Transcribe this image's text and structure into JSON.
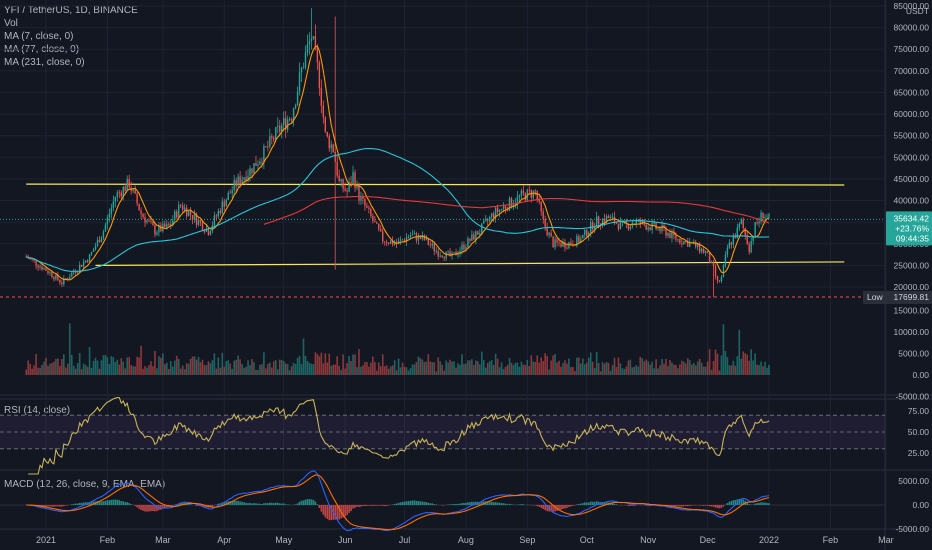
{
  "header": {
    "title": "YFI / TetherUS, 1D, BINANCE",
    "vol_label": "Vol",
    "indicators": [
      "MA (7, close, 0)",
      "MA (77, close, 0)",
      "MA (231, close, 0)"
    ]
  },
  "price_scale": {
    "unit": "USDT",
    "ticks": [
      "85000.00",
      "80000.00",
      "75000.00",
      "70000.00",
      "65000.00",
      "60000.00",
      "55000.00",
      "50000.00",
      "45000.00",
      "40000.00",
      "35000.00",
      "30000.00",
      "25000.00",
      "20000.00"
    ],
    "tick_values": [
      85000,
      80000,
      75000,
      70000,
      65000,
      60000,
      55000,
      50000,
      45000,
      40000,
      35000,
      30000,
      25000,
      20000
    ],
    "last_price": "35634.42",
    "change": "+23.76%",
    "countdown": "09:44:35",
    "low_label": "Low",
    "low_value": "17699.81",
    "last_value": 35634.42,
    "low_price": 17699.81
  },
  "volume_scale": {
    "ticks": [
      "15000.00",
      "10000.00",
      "5000.00",
      "0.00",
      "-5000.00"
    ],
    "tick_values": [
      15000,
      10000,
      5000,
      0,
      -5000
    ]
  },
  "rsi": {
    "label": "RSI (14, close)",
    "ticks": [
      "75.00",
      "50.00",
      "25.00"
    ],
    "tick_values": [
      75,
      50,
      25
    ],
    "bands": [
      70,
      30
    ]
  },
  "macd": {
    "label": "MACD (12, 26, close, 9, EMA, EMA)",
    "ticks": [
      "5000.00",
      "0.00",
      "-5000.00"
    ],
    "tick_values": [
      5000,
      0,
      -5000
    ]
  },
  "time_axis": {
    "labels": [
      "2021",
      "Feb",
      "Mar",
      "Apr",
      "May",
      "Jun",
      "Jul",
      "Aug",
      "Sep",
      "Oct",
      "Nov",
      "Dec",
      "2022",
      "Feb",
      "Mar"
    ],
    "days": [
      0,
      31,
      59,
      90,
      120,
      151,
      181,
      212,
      243,
      273,
      304,
      334,
      365,
      396,
      424
    ]
  },
  "colors": {
    "background": "#131722",
    "up": "#26a69a",
    "down": "#ef5350",
    "ma7": "#ff9800",
    "ma77": "#26c6da",
    "ma231": "#e53935",
    "trendline": "#f5e663",
    "rsi": "#c9b458",
    "macd": "#2962ff",
    "signal": "#ff6d00"
  },
  "chart_data": {
    "type": "candlestick",
    "ylim": [
      15000,
      85000
    ],
    "x_unit": "days since 2021-01-01",
    "series": [
      {
        "name": "close",
        "x": [
          -10,
          0,
          8,
          15,
          22,
          29,
          35,
          42,
          48,
          55,
          62,
          68,
          75,
          82,
          89,
          96,
          103,
          110,
          117,
          124,
          130,
          134,
          138,
          141,
          145,
          148,
          152,
          155,
          158,
          163,
          170,
          177,
          184,
          191,
          198,
          205,
          212,
          219,
          226,
          233,
          240,
          247,
          251,
          256,
          263,
          270,
          277,
          284,
          291,
          298,
          305,
          312,
          319,
          326,
          333,
          337,
          339,
          341,
          344,
          348,
          351,
          355,
          358,
          362,
          365
        ],
        "y": [
          27000,
          24000,
          21000,
          24000,
          27000,
          33000,
          41000,
          44000,
          37000,
          33000,
          34000,
          39000,
          36000,
          33000,
          39000,
          44000,
          47000,
          51000,
          56000,
          60000,
          72000,
          78000,
          68000,
          55000,
          52000,
          44000,
          42000,
          46000,
          41000,
          37000,
          31000,
          30000,
          32000,
          31000,
          28000,
          27000,
          30000,
          33000,
          37000,
          39000,
          41000,
          42000,
          35000,
          30000,
          30000,
          31000,
          35000,
          36000,
          34000,
          35000,
          34000,
          33000,
          31000,
          30000,
          28000,
          24000,
          21000,
          22000,
          29000,
          32000,
          35000,
          29000,
          34000,
          37000,
          35634
        ]
      }
    ],
    "annotations": [
      {
        "type": "trendline",
        "from": [
          -10,
          43800
        ],
        "to": [
          403,
          43600
        ]
      },
      {
        "type": "trendline",
        "from": [
          25,
          25000
        ],
        "to": [
          403,
          25800
        ]
      },
      {
        "type": "horizontal-line",
        "y": 17699.81
      }
    ]
  }
}
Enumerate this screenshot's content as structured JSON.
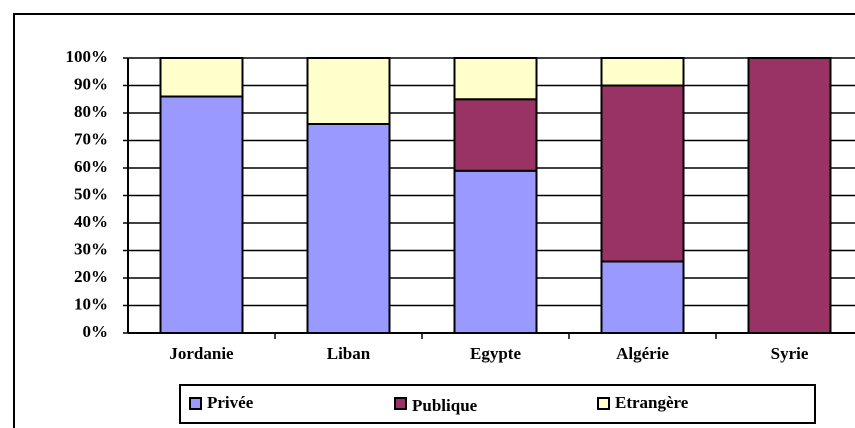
{
  "chart_data": {
    "type": "stacked_bar",
    "categories": [
      "Jordanie",
      "Liban",
      "Egypte",
      "Algérie",
      "Syrie"
    ],
    "series": [
      {
        "name": "Privée",
        "color": "#9999ff",
        "values": [
          86,
          76,
          59,
          26,
          0
        ]
      },
      {
        "name": "Publique",
        "color": "#993366",
        "values": [
          0,
          0,
          26,
          64,
          100
        ]
      },
      {
        "name": "Etrangère",
        "color": "#ffffcc",
        "values": [
          14,
          24,
          15,
          10,
          0
        ]
      }
    ],
    "ylim": [
      0,
      100
    ],
    "yticks": [
      {
        "value": 0,
        "label": "0%"
      },
      {
        "value": 10,
        "label": "10%"
      },
      {
        "value": 20,
        "label": "20%"
      },
      {
        "value": 30,
        "label": "30%"
      },
      {
        "value": 40,
        "label": "40%"
      },
      {
        "value": 50,
        "label": "50%"
      },
      {
        "value": 60,
        "label": "60%"
      },
      {
        "value": 70,
        "label": "70%"
      },
      {
        "value": 80,
        "label": "80%"
      },
      {
        "value": 90,
        "label": "90%"
      },
      {
        "value": 100,
        "label": "100%"
      }
    ],
    "grid": true
  }
}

===

In the records, locate each line holding the string "this" and copy it.

Transcribe this image's text and structure into JSON.
Enumerate this screenshot's content as structured JSON.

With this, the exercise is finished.